▸ **Exercise aim**
When a line of the listing below has the string "pelvic" in it, copy that line.

▸ **Dataset content**
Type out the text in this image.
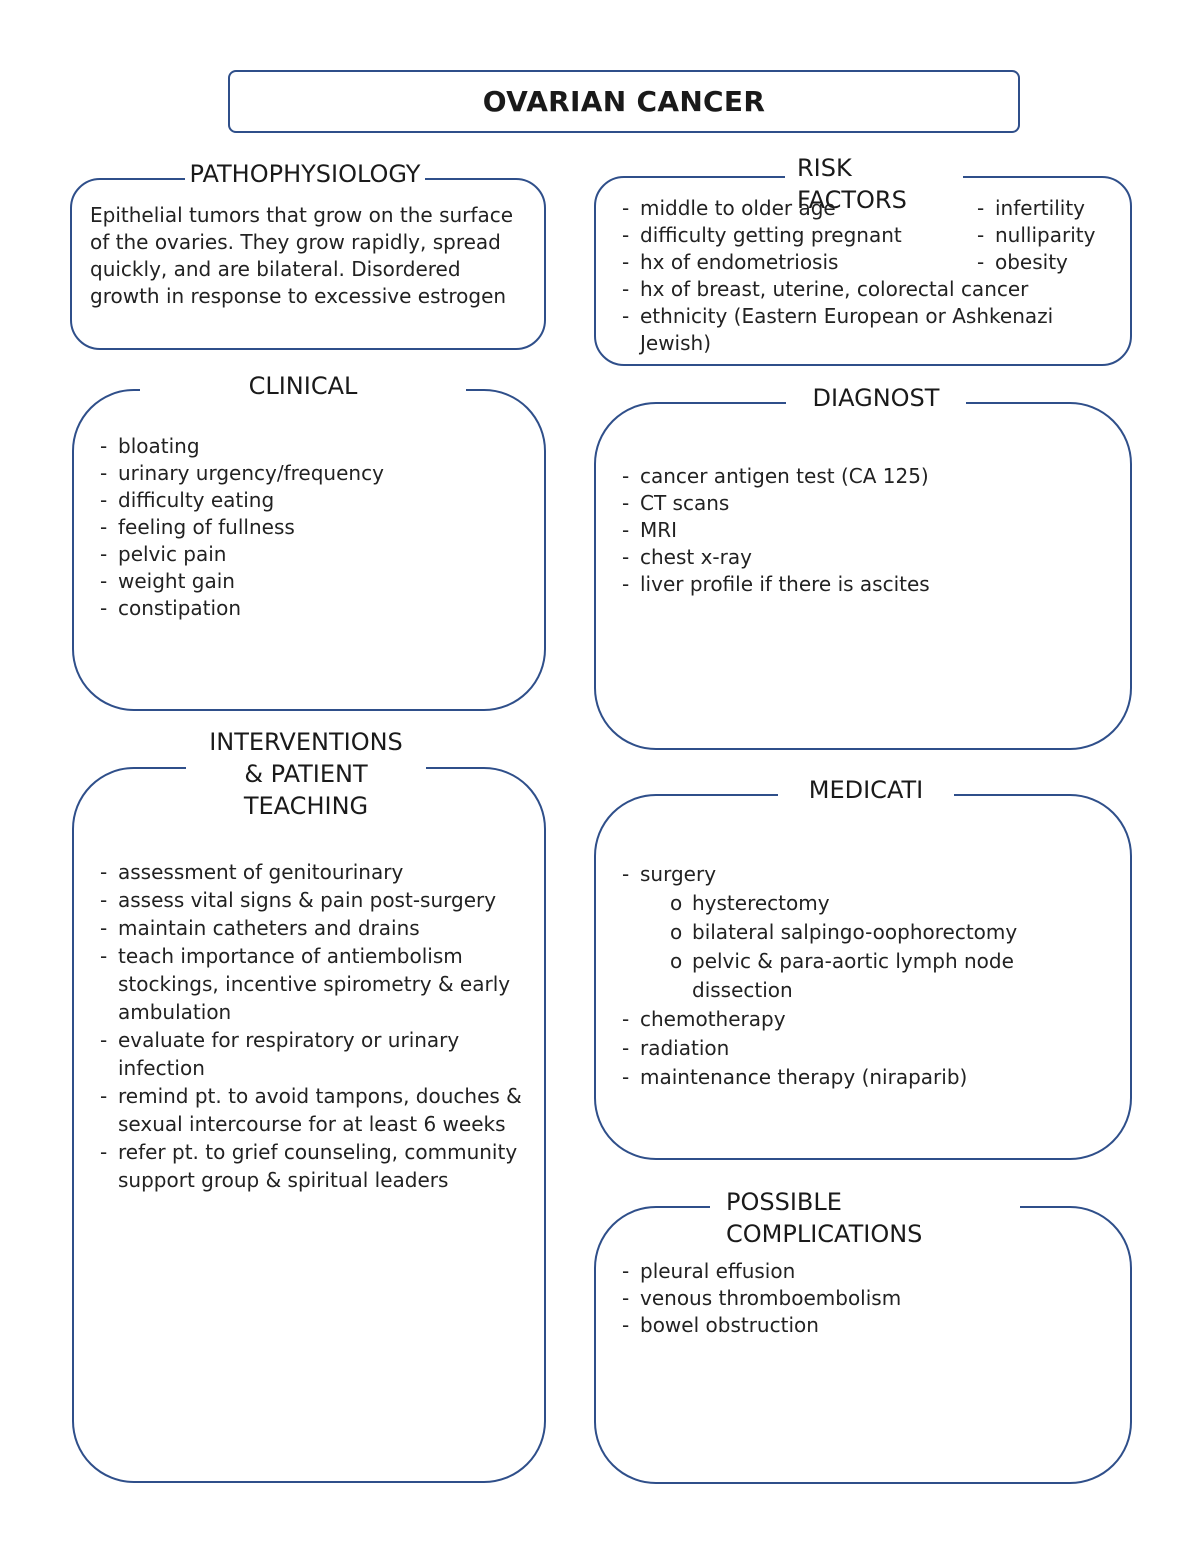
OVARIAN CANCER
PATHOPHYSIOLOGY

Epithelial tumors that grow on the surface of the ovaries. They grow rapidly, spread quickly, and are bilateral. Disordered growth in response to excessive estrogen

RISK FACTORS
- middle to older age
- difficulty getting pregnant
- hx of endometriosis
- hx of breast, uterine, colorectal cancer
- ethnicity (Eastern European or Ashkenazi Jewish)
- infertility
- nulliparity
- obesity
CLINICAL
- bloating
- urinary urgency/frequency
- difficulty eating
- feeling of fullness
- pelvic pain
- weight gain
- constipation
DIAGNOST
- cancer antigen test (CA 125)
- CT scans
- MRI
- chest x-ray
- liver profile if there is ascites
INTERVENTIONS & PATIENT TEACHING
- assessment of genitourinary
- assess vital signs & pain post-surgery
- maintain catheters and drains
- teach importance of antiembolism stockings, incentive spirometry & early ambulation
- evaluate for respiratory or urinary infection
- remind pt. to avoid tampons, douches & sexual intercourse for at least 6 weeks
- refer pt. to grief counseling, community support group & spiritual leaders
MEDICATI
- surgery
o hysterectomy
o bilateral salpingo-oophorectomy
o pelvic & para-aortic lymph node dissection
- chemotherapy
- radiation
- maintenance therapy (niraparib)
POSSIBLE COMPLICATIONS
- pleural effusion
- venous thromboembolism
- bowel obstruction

▸ **The completed task**
- pelvic pain
o pelvic & para-aortic lymph node dissection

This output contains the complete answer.